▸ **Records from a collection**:
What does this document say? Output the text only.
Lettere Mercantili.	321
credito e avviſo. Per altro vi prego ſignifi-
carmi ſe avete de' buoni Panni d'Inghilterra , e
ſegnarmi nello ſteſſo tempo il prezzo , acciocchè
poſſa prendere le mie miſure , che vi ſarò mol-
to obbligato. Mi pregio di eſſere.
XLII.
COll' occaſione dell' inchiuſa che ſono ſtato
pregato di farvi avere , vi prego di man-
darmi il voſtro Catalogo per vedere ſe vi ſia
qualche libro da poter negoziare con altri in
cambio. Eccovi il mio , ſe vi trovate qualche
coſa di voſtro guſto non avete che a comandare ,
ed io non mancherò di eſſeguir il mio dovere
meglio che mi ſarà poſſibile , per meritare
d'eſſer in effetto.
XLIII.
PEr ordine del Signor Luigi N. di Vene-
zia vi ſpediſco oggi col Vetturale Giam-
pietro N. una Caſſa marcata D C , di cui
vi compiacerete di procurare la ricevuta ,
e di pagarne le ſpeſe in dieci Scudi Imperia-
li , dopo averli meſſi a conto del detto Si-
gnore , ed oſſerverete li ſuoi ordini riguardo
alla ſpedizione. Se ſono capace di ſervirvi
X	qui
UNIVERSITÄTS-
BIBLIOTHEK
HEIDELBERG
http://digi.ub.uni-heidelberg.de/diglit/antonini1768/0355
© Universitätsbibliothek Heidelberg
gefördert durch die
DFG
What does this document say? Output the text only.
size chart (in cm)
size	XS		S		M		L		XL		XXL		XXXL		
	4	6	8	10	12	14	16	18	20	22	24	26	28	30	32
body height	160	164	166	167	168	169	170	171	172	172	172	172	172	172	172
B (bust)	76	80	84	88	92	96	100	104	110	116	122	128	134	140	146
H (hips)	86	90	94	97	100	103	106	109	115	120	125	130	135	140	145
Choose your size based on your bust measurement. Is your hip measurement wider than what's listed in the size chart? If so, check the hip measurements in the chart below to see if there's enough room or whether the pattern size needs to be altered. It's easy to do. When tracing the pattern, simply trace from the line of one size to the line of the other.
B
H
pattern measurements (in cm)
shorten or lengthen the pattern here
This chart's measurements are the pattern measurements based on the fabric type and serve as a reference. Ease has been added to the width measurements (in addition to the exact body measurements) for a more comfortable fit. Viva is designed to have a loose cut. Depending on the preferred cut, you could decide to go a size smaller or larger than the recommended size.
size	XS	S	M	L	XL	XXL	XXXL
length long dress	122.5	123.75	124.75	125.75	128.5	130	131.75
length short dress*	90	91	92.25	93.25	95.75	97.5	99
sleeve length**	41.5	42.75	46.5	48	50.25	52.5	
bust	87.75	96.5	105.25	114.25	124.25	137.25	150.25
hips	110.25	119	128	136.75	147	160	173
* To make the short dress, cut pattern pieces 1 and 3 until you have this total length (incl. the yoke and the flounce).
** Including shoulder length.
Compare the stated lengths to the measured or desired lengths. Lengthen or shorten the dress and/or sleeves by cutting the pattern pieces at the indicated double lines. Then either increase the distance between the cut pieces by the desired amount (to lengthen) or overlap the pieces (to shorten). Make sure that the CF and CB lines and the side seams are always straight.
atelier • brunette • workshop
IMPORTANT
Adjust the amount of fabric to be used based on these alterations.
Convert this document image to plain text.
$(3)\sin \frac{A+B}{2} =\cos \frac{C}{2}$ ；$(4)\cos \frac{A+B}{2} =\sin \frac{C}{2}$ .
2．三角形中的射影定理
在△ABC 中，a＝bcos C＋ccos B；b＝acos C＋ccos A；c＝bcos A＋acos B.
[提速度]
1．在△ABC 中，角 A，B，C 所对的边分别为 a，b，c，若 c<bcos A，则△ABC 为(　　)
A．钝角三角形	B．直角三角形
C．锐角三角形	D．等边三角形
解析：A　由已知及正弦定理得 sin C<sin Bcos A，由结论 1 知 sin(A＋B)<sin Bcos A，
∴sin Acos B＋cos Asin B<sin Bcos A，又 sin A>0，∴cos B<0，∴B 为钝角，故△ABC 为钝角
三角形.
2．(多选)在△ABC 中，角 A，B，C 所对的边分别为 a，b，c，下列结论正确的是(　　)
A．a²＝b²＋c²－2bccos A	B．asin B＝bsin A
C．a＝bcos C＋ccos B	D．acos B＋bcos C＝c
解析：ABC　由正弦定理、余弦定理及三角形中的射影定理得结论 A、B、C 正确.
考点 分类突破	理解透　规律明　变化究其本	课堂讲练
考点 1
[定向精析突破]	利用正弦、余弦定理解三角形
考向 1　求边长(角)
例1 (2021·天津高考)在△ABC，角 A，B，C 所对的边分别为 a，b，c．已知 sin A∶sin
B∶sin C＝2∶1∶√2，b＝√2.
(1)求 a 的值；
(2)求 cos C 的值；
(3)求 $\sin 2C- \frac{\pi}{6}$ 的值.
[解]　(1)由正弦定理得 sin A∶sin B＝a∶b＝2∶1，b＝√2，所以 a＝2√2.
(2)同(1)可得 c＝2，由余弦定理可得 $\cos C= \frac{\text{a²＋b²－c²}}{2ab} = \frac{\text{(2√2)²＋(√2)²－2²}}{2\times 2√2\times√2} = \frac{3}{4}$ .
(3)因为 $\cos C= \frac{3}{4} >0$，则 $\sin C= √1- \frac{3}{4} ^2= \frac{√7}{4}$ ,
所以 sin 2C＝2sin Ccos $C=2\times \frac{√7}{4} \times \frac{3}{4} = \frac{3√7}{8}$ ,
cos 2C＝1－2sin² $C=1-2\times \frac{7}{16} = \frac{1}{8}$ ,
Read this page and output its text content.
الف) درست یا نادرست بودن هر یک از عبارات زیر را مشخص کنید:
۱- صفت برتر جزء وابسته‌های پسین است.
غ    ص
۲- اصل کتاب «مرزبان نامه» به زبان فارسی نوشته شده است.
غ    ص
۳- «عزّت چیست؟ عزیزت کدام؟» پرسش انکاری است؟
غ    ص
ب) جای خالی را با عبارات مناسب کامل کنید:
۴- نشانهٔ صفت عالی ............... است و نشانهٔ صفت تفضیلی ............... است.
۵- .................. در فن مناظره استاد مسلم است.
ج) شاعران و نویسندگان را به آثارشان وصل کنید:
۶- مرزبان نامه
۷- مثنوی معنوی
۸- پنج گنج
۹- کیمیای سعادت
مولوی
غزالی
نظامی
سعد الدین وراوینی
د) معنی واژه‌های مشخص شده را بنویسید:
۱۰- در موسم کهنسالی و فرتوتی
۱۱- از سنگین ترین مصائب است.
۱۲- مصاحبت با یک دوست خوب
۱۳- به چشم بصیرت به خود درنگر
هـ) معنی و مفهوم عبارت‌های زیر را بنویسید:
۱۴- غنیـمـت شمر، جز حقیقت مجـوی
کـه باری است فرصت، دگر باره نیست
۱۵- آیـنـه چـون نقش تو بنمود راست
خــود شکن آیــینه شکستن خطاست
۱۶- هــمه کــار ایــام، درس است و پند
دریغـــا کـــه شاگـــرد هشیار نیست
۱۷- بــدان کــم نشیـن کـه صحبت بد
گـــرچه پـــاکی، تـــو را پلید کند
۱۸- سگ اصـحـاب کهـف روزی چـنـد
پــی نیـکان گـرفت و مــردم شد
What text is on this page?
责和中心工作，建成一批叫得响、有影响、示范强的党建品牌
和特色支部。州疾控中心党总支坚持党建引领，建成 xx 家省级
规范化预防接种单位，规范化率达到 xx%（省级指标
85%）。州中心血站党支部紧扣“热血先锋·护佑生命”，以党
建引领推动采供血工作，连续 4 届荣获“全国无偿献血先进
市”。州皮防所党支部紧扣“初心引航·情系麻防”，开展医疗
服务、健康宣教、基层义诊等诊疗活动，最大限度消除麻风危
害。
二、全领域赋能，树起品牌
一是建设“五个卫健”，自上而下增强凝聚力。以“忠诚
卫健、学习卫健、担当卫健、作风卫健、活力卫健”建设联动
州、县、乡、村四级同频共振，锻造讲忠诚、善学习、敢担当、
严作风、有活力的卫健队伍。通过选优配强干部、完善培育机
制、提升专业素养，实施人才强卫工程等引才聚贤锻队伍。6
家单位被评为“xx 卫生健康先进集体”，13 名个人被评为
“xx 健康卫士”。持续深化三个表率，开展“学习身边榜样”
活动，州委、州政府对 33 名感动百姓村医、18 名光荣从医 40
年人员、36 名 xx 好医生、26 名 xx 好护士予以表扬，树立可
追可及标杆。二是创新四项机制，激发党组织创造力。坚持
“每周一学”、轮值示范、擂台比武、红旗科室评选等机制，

▸ **What the task requires**:
Sift the material for lines with the string "prego". Copy each one found.

▸ **Response below**:
credito e avviſo. Per altro vi prego ſignifi-
pregato di farvi avere , vi prego di man-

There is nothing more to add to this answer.